Leave out the images and repeat the listing below without a single change.

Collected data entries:
■ ■ ■ ■ ■
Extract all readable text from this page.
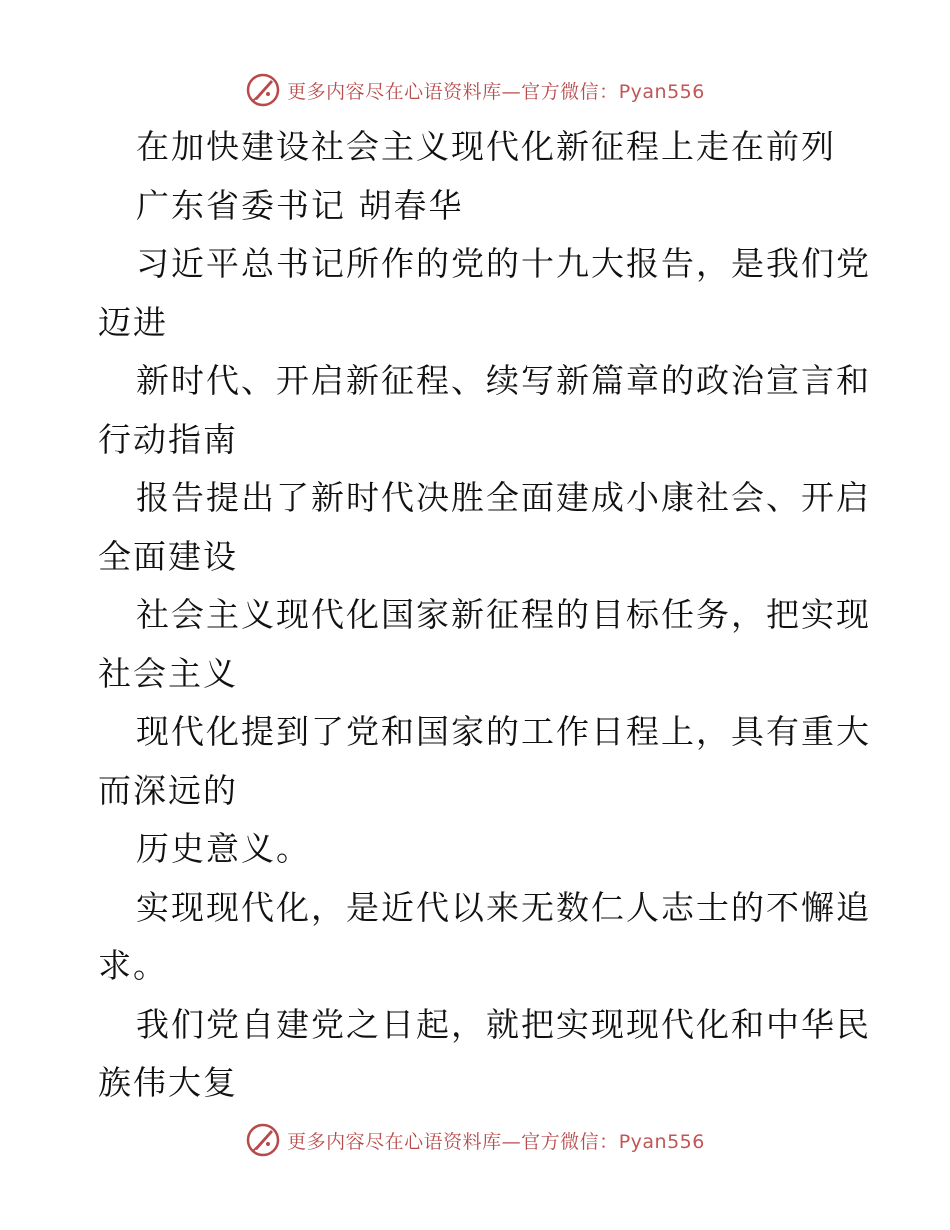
更多内容尽在心语资料库—官方微信：Pyan556
在加快建设社会主义现代化新征程上走在前列
广东省委书记 胡春华
习近平总书记所作的党的十九大报告，是我们党
迈进
新时代、开启新征程、续写新篇章的政治宣言和
行动指南
报告提出了新时代决胜全面建成小康社会、开启
全面建设
社会主义现代化国家新征程的目标任务，把实现
社会主义
现代化提到了党和国家的工作日程上，具有重大
而深远的
历史意义。
实现现代化，是近代以来无数仁人志士的不懈追
求。
我们党自建党之日起，就把实现现代化和中华民
族伟大复
更多内容尽在心语资料库—官方微信：Pyan556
■ ■ ■ ■ ■
● In response
Extract all readable text from this page.
更多内容尽在心语资料库—官方微信：Pyan556
在加快建设社会主义现代化新征程上走在前列
广东省委书记 胡春华
习近平总书记所作的党的十九大报告，是我们党
迈进
新时代、开启新征程、续写新篇章的政治宣言和
行动指南
报告提出了新时代决胜全面建成小康社会、开启
全面建设
社会主义现代化国家新征程的目标任务，把实现
社会主义
现代化提到了党和国家的工作日程上，具有重大
而深远的
历史意义。
实现现代化，是近代以来无数仁人志士的不懈追
求。
我们党自建党之日起，就把实现现代化和中华民
族伟大复
更多内容尽在心语资料库—官方微信：Pyan556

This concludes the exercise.